**Exercise**
Transcribe all the entries word for word, skipping the pictures.

(Saved entries)
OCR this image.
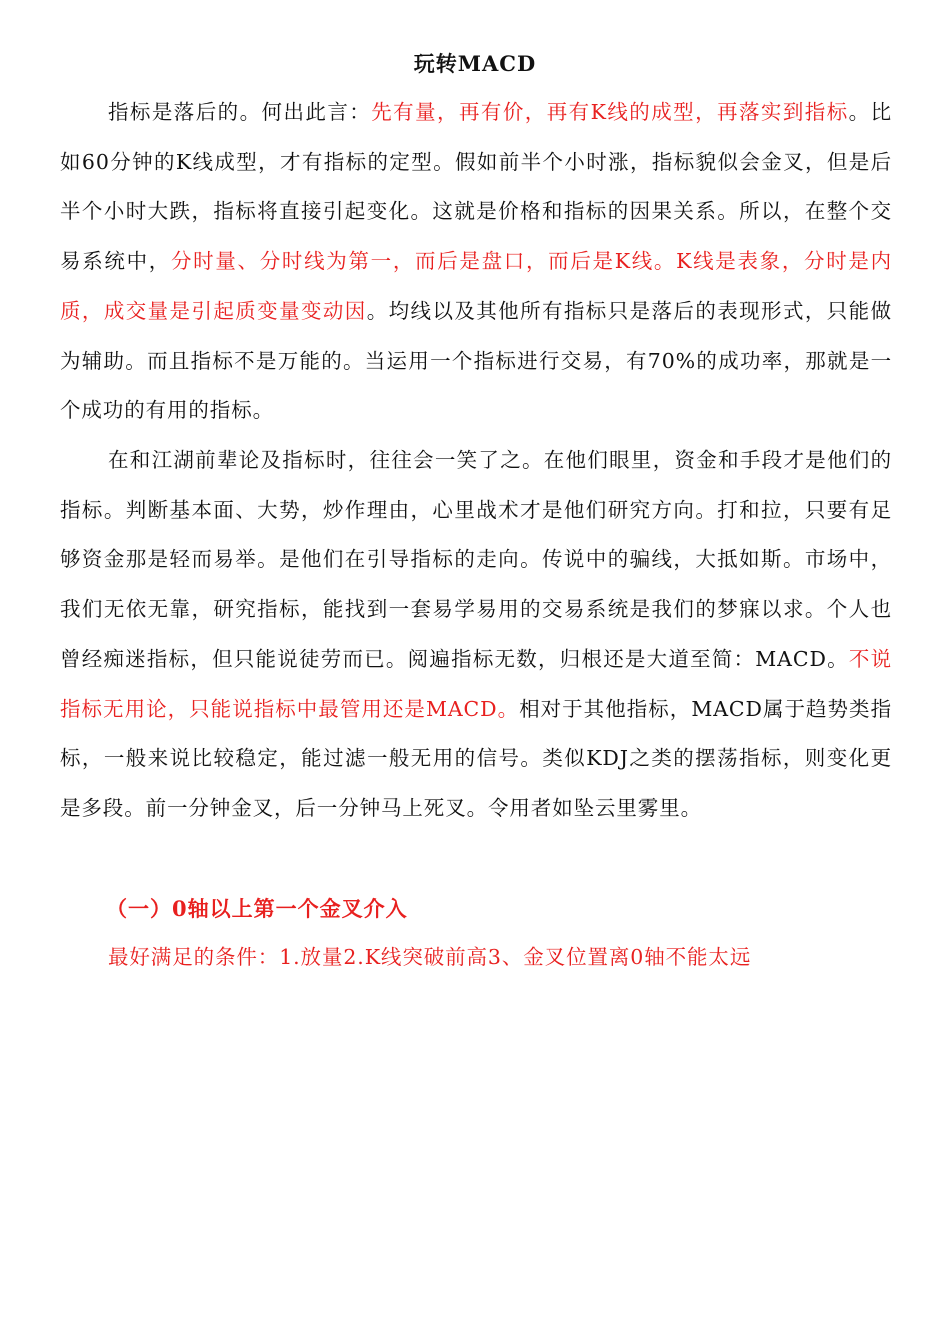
玩转MACD

指标是落后的。何出此言：先有量，再有价，再有K线的成型，再落实到指标。比如60分钟的K线成型，才有指标的定型。假如前半个小时涨，指标貌似会金叉，但是后半个小时大跌，指标将直接引起变化。这就是价格和指标的因果关系。所以，在整个交易系统中，分时量、分时线为第一，而后是盘口，而后是K线。K线是表象，分时是内质，成交量是引起质变量变动因。均线以及其他所有指标只是落后的表现形式，只能做为辅助。而且指标不是万能的。当运用一个指标进行交易，有70%的成功率，那就是一个成功的有用的指标。

在和江湖前辈论及指标时，往往会一笑了之。在他们眼里，资金和手段才是他们的指标。判断基本面、大势，炒作理由，心里战术才是他们研究方向。打和拉，只要有足够资金那是轻而易举。是他们在引导指标的走向。传说中的骗线，大抵如斯。市场中，我们无依无靠，研究指标，能找到一套易学易用的交易系统是我们的梦寐以求。个人也曾经痴迷指标，但只能说徒劳而已。阅遍指标无数，归根还是大道至简：MACD。不说指标无用论，只能说指标中最管用还是MACD。相对于其他指标，MACD属于趋势类指标，一般来说比较稳定，能过滤一般无用的信号。类似KDJ之类的摆荡指标，则变化更是多段。前一分钟金叉，后一分钟马上死叉。令用者如坠云里雾里。

（一）0轴以上第一个金叉介入
最好满足的条件：1.放量2.K线突破前高3、金叉位置离0轴不能太远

**Task output**
OCR this image.
玩转MACD

指标是落后的。何出此言：先有量，再有价，再有K线的成型，再落实到指标。比如60分钟的K线成型，才有指标的定型。假如前半个小时涨，指标貌似会金叉，但是后半个小时大跌，指标将直接引起变化。这就是价格和指标的因果关系。所以，在整个交易系统中，分时量、分时线为第一，而后是盘口，而后是K线。K线是表象，分时是内质，成交量是引起质变量变动因。均线以及其他所有指标只是落后的表现形式，只能做为辅助。而且指标不是万能的。当运用一个指标进行交易，有70%的成功率，那就是一个成功的有用的指标。

在和江湖前辈论及指标时，往往会一笑了之。在他们眼里，资金和手段才是他们的指标。判断基本面、大势，炒作理由，心里战术才是他们研究方向。打和拉，只要有足够资金那是轻而易举。是他们在引导指标的走向。传说中的骗线，大抵如斯。市场中，我们无依无靠，研究指标，能找到一套易学易用的交易系统是我们的梦寐以求。个人也曾经痴迷指标，但只能说徒劳而已。阅遍指标无数，归根还是大道至简：MACD。不说指标无用论，只能说指标中最管用还是MACD。相对于其他指标，MACD属于趋势类指标，一般来说比较稳定，能过滤一般无用的信号。类似KDJ之类的摆荡指标，则变化更是多段。前一分钟金叉，后一分钟马上死叉。令用者如坠云里雾里。

（一）0轴以上第一个金叉介入
最好满足的条件：1.放量2.K线突破前高3、金叉位置离0轴不能太远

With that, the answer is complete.